=== RECORDS SUPPLIED ===
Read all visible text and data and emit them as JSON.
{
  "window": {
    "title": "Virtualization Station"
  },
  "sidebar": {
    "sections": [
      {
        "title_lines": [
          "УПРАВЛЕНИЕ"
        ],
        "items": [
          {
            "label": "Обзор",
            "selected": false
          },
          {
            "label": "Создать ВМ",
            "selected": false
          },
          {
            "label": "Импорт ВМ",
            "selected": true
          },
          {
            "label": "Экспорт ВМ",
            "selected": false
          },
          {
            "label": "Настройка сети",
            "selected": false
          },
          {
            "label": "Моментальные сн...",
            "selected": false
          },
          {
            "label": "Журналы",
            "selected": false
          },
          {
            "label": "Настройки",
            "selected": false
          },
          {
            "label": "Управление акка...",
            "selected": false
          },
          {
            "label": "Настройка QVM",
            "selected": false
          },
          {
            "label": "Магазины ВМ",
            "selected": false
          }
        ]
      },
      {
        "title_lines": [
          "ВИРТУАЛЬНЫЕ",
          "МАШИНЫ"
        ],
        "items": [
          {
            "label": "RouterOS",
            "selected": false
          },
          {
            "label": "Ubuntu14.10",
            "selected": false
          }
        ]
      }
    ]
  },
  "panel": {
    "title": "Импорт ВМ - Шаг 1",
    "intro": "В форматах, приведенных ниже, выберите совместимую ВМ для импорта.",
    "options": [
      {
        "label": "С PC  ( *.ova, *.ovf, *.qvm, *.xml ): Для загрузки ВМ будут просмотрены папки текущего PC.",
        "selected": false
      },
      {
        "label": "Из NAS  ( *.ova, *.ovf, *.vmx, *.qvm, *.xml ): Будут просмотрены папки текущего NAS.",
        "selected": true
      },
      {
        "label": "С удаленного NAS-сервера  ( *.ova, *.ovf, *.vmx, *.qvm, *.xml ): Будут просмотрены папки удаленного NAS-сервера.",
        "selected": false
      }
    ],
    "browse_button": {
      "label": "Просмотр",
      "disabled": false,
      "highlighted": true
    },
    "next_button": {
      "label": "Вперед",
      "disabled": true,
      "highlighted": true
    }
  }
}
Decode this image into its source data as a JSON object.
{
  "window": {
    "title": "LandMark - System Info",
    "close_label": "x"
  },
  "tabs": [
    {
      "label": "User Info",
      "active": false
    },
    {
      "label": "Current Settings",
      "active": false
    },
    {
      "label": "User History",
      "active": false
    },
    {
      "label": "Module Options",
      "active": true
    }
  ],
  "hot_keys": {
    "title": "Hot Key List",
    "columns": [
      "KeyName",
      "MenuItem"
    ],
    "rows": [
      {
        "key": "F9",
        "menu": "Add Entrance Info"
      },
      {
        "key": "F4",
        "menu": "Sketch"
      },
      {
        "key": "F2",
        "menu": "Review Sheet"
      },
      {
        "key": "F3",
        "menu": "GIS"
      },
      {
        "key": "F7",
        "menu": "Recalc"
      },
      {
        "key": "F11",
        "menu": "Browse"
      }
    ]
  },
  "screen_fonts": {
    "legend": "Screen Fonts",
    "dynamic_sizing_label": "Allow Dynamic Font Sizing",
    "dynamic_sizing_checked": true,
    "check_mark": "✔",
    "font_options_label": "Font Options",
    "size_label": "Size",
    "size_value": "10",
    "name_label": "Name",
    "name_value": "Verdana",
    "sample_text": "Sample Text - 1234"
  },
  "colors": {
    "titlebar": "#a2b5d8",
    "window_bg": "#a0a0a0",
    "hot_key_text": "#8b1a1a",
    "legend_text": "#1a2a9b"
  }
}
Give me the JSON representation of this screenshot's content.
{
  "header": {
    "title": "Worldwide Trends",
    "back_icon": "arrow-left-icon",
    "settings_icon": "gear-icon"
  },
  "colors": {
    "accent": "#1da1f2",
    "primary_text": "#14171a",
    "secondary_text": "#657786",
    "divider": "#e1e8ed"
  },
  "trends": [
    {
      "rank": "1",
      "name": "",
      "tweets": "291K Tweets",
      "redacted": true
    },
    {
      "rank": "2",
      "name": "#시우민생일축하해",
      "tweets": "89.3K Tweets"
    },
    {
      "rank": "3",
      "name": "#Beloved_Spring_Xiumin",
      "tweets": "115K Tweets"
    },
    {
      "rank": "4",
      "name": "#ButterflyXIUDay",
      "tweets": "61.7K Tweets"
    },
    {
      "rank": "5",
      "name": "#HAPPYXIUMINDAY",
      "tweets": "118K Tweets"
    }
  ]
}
===
SHORT TASK: Every record above must be duplicated exactly.

THE RESPONSE:
Read all visible text and data and emit them as JSON.
{
  "window": {
    "title": "Virtualization Station"
  },
  "sidebar": {
    "sections": [
      {
        "title_lines": [
          "УПРАВЛЕНИЕ"
        ],
        "items": [
          {
            "label": "Обзор",
            "selected": false
          },
          {
            "label": "Создать ВМ",
            "selected": false
          },
          {
            "label": "Импорт ВМ",
            "selected": true
          },
          {
            "label": "Экспорт ВМ",
            "selected": false
          },
          {
            "label": "Настройка сети",
            "selected": false
          },
          {
            "label": "Моментальные сн...",
            "selected": false
          },
          {
            "label": "Журналы",
            "selected": false
          },
          {
            "label": "Настройки",
            "selected": false
          },
          {
            "label": "Управление акка...",
            "selected": false
          },
          {
            "label": "Настройка QVM",
            "selected": false
          },
          {
            "label": "Магазины ВМ",
            "selected": false
          }
        ]
      },
      {
        "title_lines": [
          "ВИРТУАЛЬНЫЕ",
          "МАШИНЫ"
        ],
        "items": [
          {
            "label": "RouterOS",
            "selected": false
          },
          {
            "label": "Ubuntu14.10",
            "selected": false
          }
        ]
      }
    ]
  },
  "panel": {
    "title": "Импорт ВМ - Шаг 1",
    "intro": "В форматах, приведенных ниже, выберите совместимую ВМ для импорта.",
    "options": [
      {
        "label": "С PC  ( *.ova, *.ovf, *.qvm, *.xml ): Для загрузки ВМ будут просмотрены папки текущего PC.",
        "selected": false
      },
      {
        "label": "Из NAS  ( *.ova, *.ovf, *.vmx, *.qvm, *.xml ): Будут просмотрены папки текущего NAS.",
        "selected": true
      },
      {
        "label": "С удаленного NAS-сервера  ( *.ova, *.ovf, *.vmx, *.qvm, *.xml ): Будут просмотрены папки удаленного NAS-сервера.",
        "selected": false
      }
    ],
    "browse_button": {
      "label": "Просмотр",
      "disabled": false,
      "highlighted": true
    },
    "next_button": {
      "label": "Вперед",
      "disabled": true,
      "highlighted": true
    }
  }
}
Decode this image into its source data as a JSON object.
{
  "window": {
    "title": "LandMark - System Info",
    "close_label": "x"
  },
  "tabs": [
    {
      "label": "User Info",
      "active": false
    },
    {
      "label": "Current Settings",
      "active": false
    },
    {
      "label": "User History",
      "active": false
    },
    {
      "label": "Module Options",
      "active": true
    }
  ],
  "hot_keys": {
    "title": "Hot Key List",
    "columns": [
      "KeyName",
      "MenuItem"
    ],
    "rows": [
      {
        "key": "F9",
        "menu": "Add Entrance Info"
      },
      {
        "key": "F4",
        "menu": "Sketch"
      },
      {
        "key": "F2",
        "menu": "Review Sheet"
      },
      {
        "key": "F3",
        "menu": "GIS"
      },
      {
        "key": "F7",
        "menu": "Recalc"
      },
      {
        "key": "F11",
        "menu": "Browse"
      }
    ]
  },
  "screen_fonts": {
    "legend": "Screen Fonts",
    "dynamic_sizing_label": "Allow Dynamic Font Sizing",
    "dynamic_sizing_checked": true,
    "check_mark": "✔",
    "font_options_label": "Font Options",
    "size_label": "Size",
    "size_value": "10",
    "name_label": "Name",
    "name_value": "Verdana",
    "sample_text": "Sample Text - 1234"
  },
  "colors": {
    "titlebar": "#a2b5d8",
    "window_bg": "#a0a0a0",
    "hot_key_text": "#8b1a1a",
    "legend_text": "#1a2a9b"
  }
}
Give me the JSON representation of this screenshot's content.
{
  "header": {
    "title": "Worldwide Trends",
    "back_icon": "arrow-left-icon",
    "settings_icon": "gear-icon"
  },
  "colors": {
    "accent": "#1da1f2",
    "primary_text": "#14171a",
    "secondary_text": "#657786",
    "divider": "#e1e8ed"
  },
  "trends": [
    {
      "rank": "1",
      "name": "",
      "tweets": "291K Tweets",
      "redacted": true
    },
    {
      "rank": "2",
      "name": "#시우민생일축하해",
      "tweets": "89.3K Tweets"
    },
    {
      "rank": "3",
      "name": "#Beloved_Spring_Xiumin",
      "tweets": "115K Tweets"
    },
    {
      "rank": "4",
      "name": "#ButterflyXIUDay",
      "tweets": "61.7K Tweets"
    },
    {
      "rank": "5",
      "name": "#HAPPYXIUMINDAY",
      "tweets": "118K Tweets"
    }
  ]
}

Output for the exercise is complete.